Which lines hold the word "Mother"? Copy each of them.

(Data records)
— start —
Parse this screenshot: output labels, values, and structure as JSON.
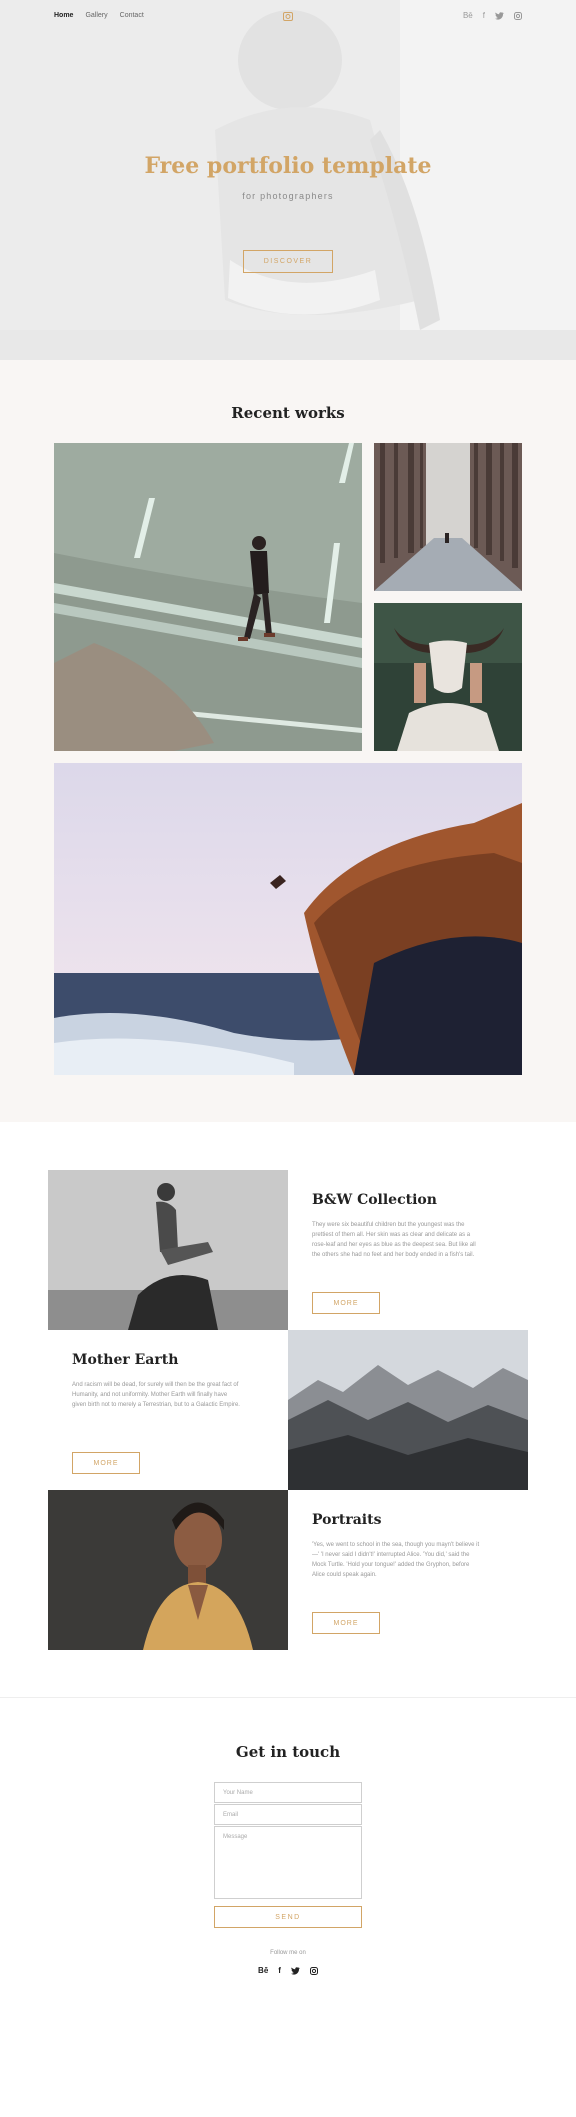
{
  "nav": {
    "items": [
      "Home",
      "Gallery",
      "Contact"
    ]
  },
  "social": {
    "behance": "Bē",
    "facebook": "f"
  },
  "hero": {
    "title": "Free portfolio template",
    "subtitle": "for photographers",
    "button": "DISCOVER"
  },
  "works": {
    "title": "Recent works"
  },
  "collections": [
    {
      "title": "B&W Collection",
      "text": "They were six beautiful children but the youngest was the prettiest of them all. Her skin was as clear and delicate as a rose-leaf and her eyes as blue as the deepest sea. But like all the others she had no feet and her body ended in a fish's tail.",
      "button": "MORE"
    },
    {
      "title": "Mother Earth",
      "text": "And racism will be dead, for surely will then be the great fact of Humanity, and not uniformity. Mother Earth will finally have given birth not to merely a Terrestrian, but to a Galactic Empire.",
      "button": "MORE"
    },
    {
      "title": "Portraits",
      "text": "'Yes, we went to school in the sea, though you mayn't believe it—' 'I never said I didn't!' interrupted Alice. 'You did,' said the Mock Turtle. 'Hold your tongue!' added the Gryphon, before Alice could speak again.",
      "button": "MORE"
    }
  ],
  "contact": {
    "title": "Get in touch",
    "name_placeholder": "Your Name",
    "email_placeholder": "Email",
    "message_placeholder": "Message",
    "send": "SEND",
    "follow": "Follow me on"
  },
  "colors": {
    "accent": "#d2a566",
    "section_bg": "#f9f6f4"
  }
}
— end —
§ **TASK RESPONSE**:
      "title": "Mother Earth",
      "text": "And racism will be dead, for surely will then be the great fact of Humanity, and not uniformity. Mother Earth will finally have given birth not to merely a Terrestrian, but to a Galactic Empire.",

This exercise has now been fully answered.